> [Dataset records]:
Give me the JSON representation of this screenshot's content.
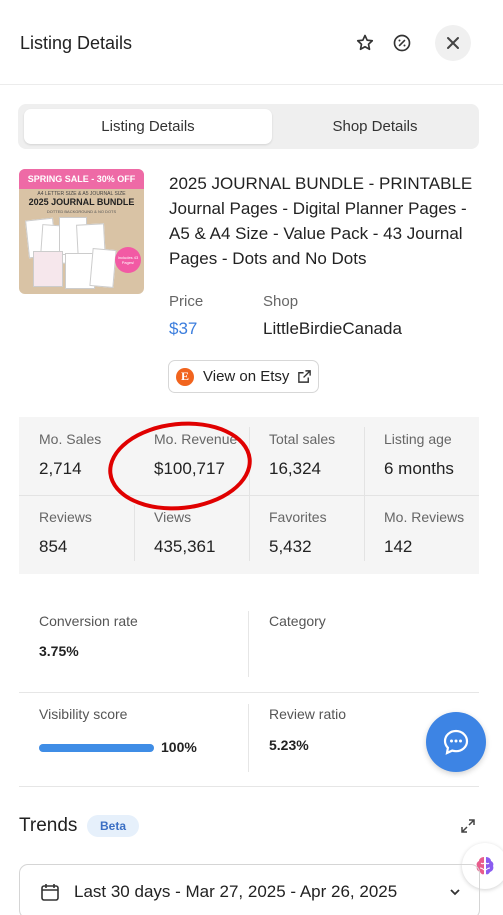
{
  "header": {
    "title": "Listing Details",
    "icons": [
      "star-icon",
      "percent-badge-icon",
      "close-icon"
    ]
  },
  "tabs": [
    {
      "label": "Listing Details",
      "active": true
    },
    {
      "label": "Shop Details",
      "active": false
    }
  ],
  "thumbnail": {
    "banner": "SPRING SALE - 30% OFF",
    "subtitle": "A4 LETTER SIZE & A5 JOURNAL SIZE",
    "title": "2025 JOURNAL BUNDLE",
    "subtitle2": "DOTTED BACKGROUND & NO DOTS",
    "badge": "Includes 43 Pages!"
  },
  "listing": {
    "title": "2025 JOURNAL BUNDLE - PRINTABLE Journal Pages - Digital Planner Pages - A5 & A4 Size - Value Pack - 43 Journal Pages - Dots and No Dots",
    "price_label": "Price",
    "price": "$37",
    "shop_label": "Shop",
    "shop": "LittleBirdieCanada",
    "etsy_button": "View on Etsy",
    "etsy_logo": "E"
  },
  "stats": [
    {
      "label": "Mo. Sales",
      "value": "2,714"
    },
    {
      "label": "Mo. Revenue",
      "value": "$100,717"
    },
    {
      "label": "Total sales",
      "value": "16,324"
    },
    {
      "label": "Listing age",
      "value": "6 months"
    },
    {
      "label": "Reviews",
      "value": "854"
    },
    {
      "label": "Views",
      "value": "435,361"
    },
    {
      "label": "Favorites",
      "value": "5,432"
    },
    {
      "label": "Mo. Reviews",
      "value": "142"
    }
  ],
  "metrics": {
    "conversion_label": "Conversion rate",
    "conversion_value": "3.75%",
    "category_label": "Category",
    "category_value": "",
    "visibility_label": "Visibility score",
    "visibility_value": "100%",
    "visibility_fraction": 1.0,
    "review_ratio_label": "Review ratio",
    "review_ratio_value": "5.23%"
  },
  "trends": {
    "title": "Trends",
    "badge": "Beta"
  },
  "date_range": {
    "label": "Last 30 days - Mar 27, 2025 - Apr 26, 2025"
  },
  "colors": {
    "accent_blue": "#3b7ddd",
    "etsy_orange": "#f1641e",
    "annotation_red": "#e00000"
  }
}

> [Exercise]: Exactly as written, return every line of the listing, but not the pictures.

> [Result below]:
Give me the JSON representation of this screenshot's content.
{
  "header": {
    "title": "Listing Details",
    "icons": [
      "star-icon",
      "percent-badge-icon",
      "close-icon"
    ]
  },
  "tabs": [
    {
      "label": "Listing Details",
      "active": true
    },
    {
      "label": "Shop Details",
      "active": false
    }
  ],
  "thumbnail": {
    "banner": "SPRING SALE - 30% OFF",
    "subtitle": "A4 LETTER SIZE & A5 JOURNAL SIZE",
    "title": "2025 JOURNAL BUNDLE",
    "subtitle2": "DOTTED BACKGROUND & NO DOTS",
    "badge": "Includes 43 Pages!"
  },
  "listing": {
    "title": "2025 JOURNAL BUNDLE - PRINTABLE Journal Pages - Digital Planner Pages - A5 & A4 Size - Value Pack - 43 Journal Pages - Dots and No Dots",
    "price_label": "Price",
    "price": "$37",
    "shop_label": "Shop",
    "shop": "LittleBirdieCanada",
    "etsy_button": "View on Etsy",
    "etsy_logo": "E"
  },
  "stats": [
    {
      "label": "Mo. Sales",
      "value": "2,714"
    },
    {
      "label": "Mo. Revenue",
      "value": "$100,717"
    },
    {
      "label": "Total sales",
      "value": "16,324"
    },
    {
      "label": "Listing age",
      "value": "6 months"
    },
    {
      "label": "Reviews",
      "value": "854"
    },
    {
      "label": "Views",
      "value": "435,361"
    },
    {
      "label": "Favorites",
      "value": "5,432"
    },
    {
      "label": "Mo. Reviews",
      "value": "142"
    }
  ],
  "metrics": {
    "conversion_label": "Conversion rate",
    "conversion_value": "3.75%",
    "category_label": "Category",
    "category_value": "",
    "visibility_label": "Visibility score",
    "visibility_value": "100%",
    "visibility_fraction": 1.0,
    "review_ratio_label": "Review ratio",
    "review_ratio_value": "5.23%"
  },
  "trends": {
    "title": "Trends",
    "badge": "Beta"
  },
  "date_range": {
    "label": "Last 30 days - Mar 27, 2025 - Apr 26, 2025"
  },
  "colors": {
    "accent_blue": "#3b7ddd",
    "etsy_orange": "#f1641e",
    "annotation_red": "#e00000"
  }
}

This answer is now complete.